───── SUPPLIED INFORMATION ─────

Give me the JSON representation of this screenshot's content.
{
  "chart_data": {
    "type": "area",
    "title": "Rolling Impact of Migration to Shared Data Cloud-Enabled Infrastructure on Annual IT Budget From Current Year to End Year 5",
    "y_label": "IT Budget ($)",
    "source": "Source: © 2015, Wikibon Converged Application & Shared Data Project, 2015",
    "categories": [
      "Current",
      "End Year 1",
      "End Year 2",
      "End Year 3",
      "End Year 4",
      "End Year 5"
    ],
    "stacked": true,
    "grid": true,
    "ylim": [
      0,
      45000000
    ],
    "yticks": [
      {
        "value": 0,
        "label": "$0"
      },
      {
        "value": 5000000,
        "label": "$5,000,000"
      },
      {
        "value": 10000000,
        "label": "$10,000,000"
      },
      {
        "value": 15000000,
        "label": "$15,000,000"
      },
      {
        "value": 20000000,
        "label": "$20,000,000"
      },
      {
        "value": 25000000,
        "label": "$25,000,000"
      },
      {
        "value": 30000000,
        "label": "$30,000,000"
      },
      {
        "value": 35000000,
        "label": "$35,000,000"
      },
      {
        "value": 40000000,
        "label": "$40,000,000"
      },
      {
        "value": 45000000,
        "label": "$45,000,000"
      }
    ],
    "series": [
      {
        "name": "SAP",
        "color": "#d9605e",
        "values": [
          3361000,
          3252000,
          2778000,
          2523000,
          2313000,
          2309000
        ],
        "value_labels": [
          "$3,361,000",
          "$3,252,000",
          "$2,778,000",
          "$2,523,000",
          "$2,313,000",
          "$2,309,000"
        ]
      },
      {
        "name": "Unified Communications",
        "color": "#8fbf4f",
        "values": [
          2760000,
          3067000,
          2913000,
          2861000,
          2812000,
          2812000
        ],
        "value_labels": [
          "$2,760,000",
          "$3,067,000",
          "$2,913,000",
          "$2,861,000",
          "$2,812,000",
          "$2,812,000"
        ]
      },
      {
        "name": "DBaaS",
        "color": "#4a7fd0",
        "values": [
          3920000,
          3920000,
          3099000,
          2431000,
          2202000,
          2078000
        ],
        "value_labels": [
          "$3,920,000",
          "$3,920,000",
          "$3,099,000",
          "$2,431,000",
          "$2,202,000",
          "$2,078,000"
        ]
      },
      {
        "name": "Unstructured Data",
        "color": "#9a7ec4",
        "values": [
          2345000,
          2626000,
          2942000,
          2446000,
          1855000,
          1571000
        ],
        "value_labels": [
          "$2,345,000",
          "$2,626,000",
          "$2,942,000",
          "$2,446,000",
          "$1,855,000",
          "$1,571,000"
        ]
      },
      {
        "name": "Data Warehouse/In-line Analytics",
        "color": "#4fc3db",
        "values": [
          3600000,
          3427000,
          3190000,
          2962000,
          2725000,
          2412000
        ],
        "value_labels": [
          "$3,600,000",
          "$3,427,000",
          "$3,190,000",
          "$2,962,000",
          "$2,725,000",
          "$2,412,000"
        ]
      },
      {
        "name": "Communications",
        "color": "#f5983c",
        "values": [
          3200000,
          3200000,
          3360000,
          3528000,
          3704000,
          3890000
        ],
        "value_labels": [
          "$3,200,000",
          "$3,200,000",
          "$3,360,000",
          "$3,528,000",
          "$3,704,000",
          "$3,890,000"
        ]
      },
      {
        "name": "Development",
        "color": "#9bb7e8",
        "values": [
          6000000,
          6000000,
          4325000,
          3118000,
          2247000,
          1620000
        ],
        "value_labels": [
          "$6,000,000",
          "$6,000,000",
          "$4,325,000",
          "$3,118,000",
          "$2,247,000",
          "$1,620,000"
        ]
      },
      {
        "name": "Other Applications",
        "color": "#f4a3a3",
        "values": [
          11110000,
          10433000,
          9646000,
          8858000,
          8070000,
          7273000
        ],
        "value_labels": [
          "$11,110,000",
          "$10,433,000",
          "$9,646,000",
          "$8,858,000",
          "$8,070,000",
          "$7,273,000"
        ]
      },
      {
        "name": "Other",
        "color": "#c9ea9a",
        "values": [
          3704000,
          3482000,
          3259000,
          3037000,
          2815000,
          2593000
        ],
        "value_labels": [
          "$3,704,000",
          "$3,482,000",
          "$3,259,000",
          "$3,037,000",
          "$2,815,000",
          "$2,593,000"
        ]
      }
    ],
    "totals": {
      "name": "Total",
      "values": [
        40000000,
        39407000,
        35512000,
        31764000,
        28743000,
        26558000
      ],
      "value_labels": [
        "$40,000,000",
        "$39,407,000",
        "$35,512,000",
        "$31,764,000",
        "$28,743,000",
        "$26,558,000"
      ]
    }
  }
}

─────

_THE EXERCISE_
Repeat all the entries exactly as given.

_TASK ANSWER_
Give me the JSON representation of this screenshot's content.
{
  "chart_data": {
    "type": "area",
    "title": "Rolling Impact of Migration to Shared Data Cloud-Enabled Infrastructure on Annual IT Budget From Current Year to End Year 5",
    "y_label": "IT Budget ($)",
    "source": "Source: © 2015, Wikibon Converged Application & Shared Data Project, 2015",
    "categories": [
      "Current",
      "End Year 1",
      "End Year 2",
      "End Year 3",
      "End Year 4",
      "End Year 5"
    ],
    "stacked": true,
    "grid": true,
    "ylim": [
      0,
      45000000
    ],
    "yticks": [
      {
        "value": 0,
        "label": "$0"
      },
      {
        "value": 5000000,
        "label": "$5,000,000"
      },
      {
        "value": 10000000,
        "label": "$10,000,000"
      },
      {
        "value": 15000000,
        "label": "$15,000,000"
      },
      {
        "value": 20000000,
        "label": "$20,000,000"
      },
      {
        "value": 25000000,
        "label": "$25,000,000"
      },
      {
        "value": 30000000,
        "label": "$30,000,000"
      },
      {
        "value": 35000000,
        "label": "$35,000,000"
      },
      {
        "value": 40000000,
        "label": "$40,000,000"
      },
      {
        "value": 45000000,
        "label": "$45,000,000"
      }
    ],
    "series": [
      {
        "name": "SAP",
        "color": "#d9605e",
        "values": [
          3361000,
          3252000,
          2778000,
          2523000,
          2313000,
          2309000
        ],
        "value_labels": [
          "$3,361,000",
          "$3,252,000",
          "$2,778,000",
          "$2,523,000",
          "$2,313,000",
          "$2,309,000"
        ]
      },
      {
        "name": "Unified Communications",
        "color": "#8fbf4f",
        "values": [
          2760000,
          3067000,
          2913000,
          2861000,
          2812000,
          2812000
        ],
        "value_labels": [
          "$2,760,000",
          "$3,067,000",
          "$2,913,000",
          "$2,861,000",
          "$2,812,000",
          "$2,812,000"
        ]
      },
      {
        "name": "DBaaS",
        "color": "#4a7fd0",
        "values": [
          3920000,
          3920000,
          3099000,
          2431000,
          2202000,
          2078000
        ],
        "value_labels": [
          "$3,920,000",
          "$3,920,000",
          "$3,099,000",
          "$2,431,000",
          "$2,202,000",
          "$2,078,000"
        ]
      },
      {
        "name": "Unstructured Data",
        "color": "#9a7ec4",
        "values": [
          2345000,
          2626000,
          2942000,
          2446000,
          1855000,
          1571000
        ],
        "value_labels": [
          "$2,345,000",
          "$2,626,000",
          "$2,942,000",
          "$2,446,000",
          "$1,855,000",
          "$1,571,000"
        ]
      },
      {
        "name": "Data Warehouse/In-line Analytics",
        "color": "#4fc3db",
        "values": [
          3600000,
          3427000,
          3190000,
          2962000,
          2725000,
          2412000
        ],
        "value_labels": [
          "$3,600,000",
          "$3,427,000",
          "$3,190,000",
          "$2,962,000",
          "$2,725,000",
          "$2,412,000"
        ]
      },
      {
        "name": "Communications",
        "color": "#f5983c",
        "values": [
          3200000,
          3200000,
          3360000,
          3528000,
          3704000,
          3890000
        ],
        "value_labels": [
          "$3,200,000",
          "$3,200,000",
          "$3,360,000",
          "$3,528,000",
          "$3,704,000",
          "$3,890,000"
        ]
      },
      {
        "name": "Development",
        "color": "#9bb7e8",
        "values": [
          6000000,
          6000000,
          4325000,
          3118000,
          2247000,
          1620000
        ],
        "value_labels": [
          "$6,000,000",
          "$6,000,000",
          "$4,325,000",
          "$3,118,000",
          "$2,247,000",
          "$1,620,000"
        ]
      },
      {
        "name": "Other Applications",
        "color": "#f4a3a3",
        "values": [
          11110000,
          10433000,
          9646000,
          8858000,
          8070000,
          7273000
        ],
        "value_labels": [
          "$11,110,000",
          "$10,433,000",
          "$9,646,000",
          "$8,858,000",
          "$8,070,000",
          "$7,273,000"
        ]
      },
      {
        "name": "Other",
        "color": "#c9ea9a",
        "values": [
          3704000,
          3482000,
          3259000,
          3037000,
          2815000,
          2593000
        ],
        "value_labels": [
          "$3,704,000",
          "$3,482,000",
          "$3,259,000",
          "$3,037,000",
          "$2,815,000",
          "$2,593,000"
        ]
      }
    ],
    "totals": {
      "name": "Total",
      "values": [
        40000000,
        39407000,
        35512000,
        31764000,
        28743000,
        26558000
      ],
      "value_labels": [
        "$40,000,000",
        "$39,407,000",
        "$35,512,000",
        "$31,764,000",
        "$28,743,000",
        "$26,558,000"
      ]
    }
  }
}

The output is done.